◆ GIVEN INSTRUCTION ◆
Can you copy out the data exactly? Leave the images out.

● ● ● ● ● ● ●

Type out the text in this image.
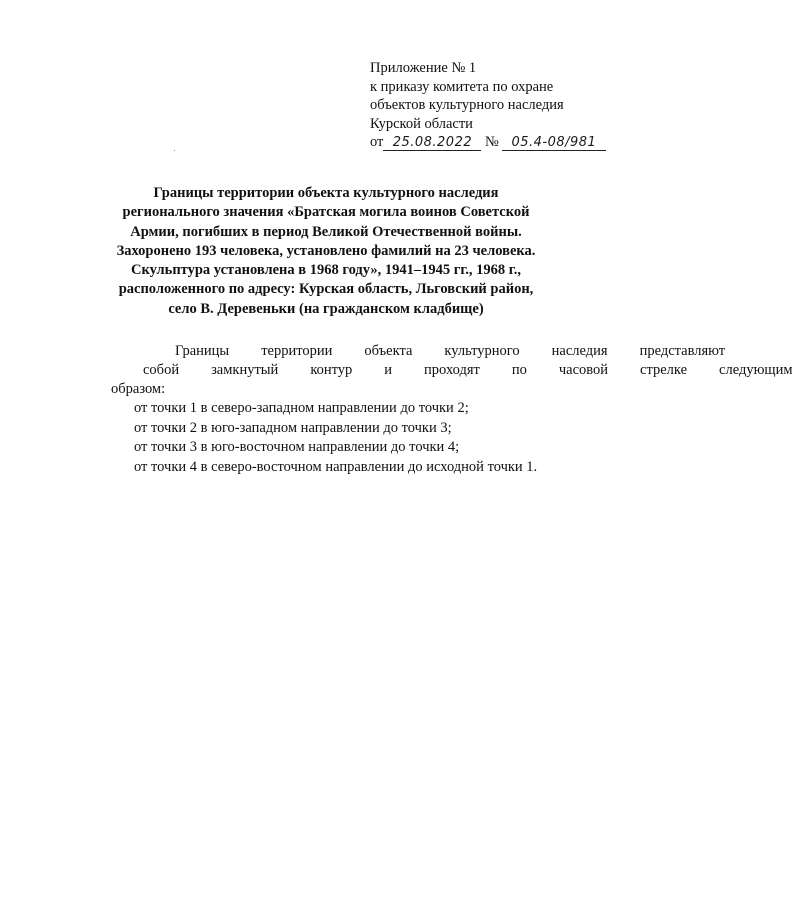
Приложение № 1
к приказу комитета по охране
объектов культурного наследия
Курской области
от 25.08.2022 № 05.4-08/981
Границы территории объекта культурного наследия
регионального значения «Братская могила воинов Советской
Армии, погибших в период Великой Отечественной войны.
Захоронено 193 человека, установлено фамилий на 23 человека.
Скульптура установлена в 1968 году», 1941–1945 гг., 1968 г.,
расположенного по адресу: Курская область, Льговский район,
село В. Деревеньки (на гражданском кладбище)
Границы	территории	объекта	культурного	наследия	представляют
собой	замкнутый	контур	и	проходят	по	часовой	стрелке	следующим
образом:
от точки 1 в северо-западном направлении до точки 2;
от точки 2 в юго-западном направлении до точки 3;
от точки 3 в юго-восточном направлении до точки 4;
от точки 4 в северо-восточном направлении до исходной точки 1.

● ● ● ● ● ● ●

◆ OUTPUT FOR THIS EXERCISE ◆
Type out the text in this image.
Приложение № 1
к приказу комитета по охране
объектов культурного наследия
Курской области
от 25.08.2022 № 05.4-08/981
Границы территории объекта культурного наследия
регионального значения «Братская могила воинов Советской
Армии, погибших в период Великой Отечественной войны.
Захоронено 193 человека, установлено фамилий на 23 человека.
Скульптура установлена в 1968 году», 1941–1945 гг., 1968 г.,
расположенного по адресу: Курская область, Льговский район,
село В. Деревеньки (на гражданском кладбище)
Границы	территории	объекта	культурного	наследия	представляют
собой	замкнутый	контур	и	проходят	по	часовой	стрелке	следующим
образом:
от точки 1 в северо-западном направлении до точки 2;
от точки 2 в юго-западном направлении до точки 3;
от точки 3 в юго-восточном направлении до точки 4;
от точки 4 в северо-восточном направлении до исходной точки 1.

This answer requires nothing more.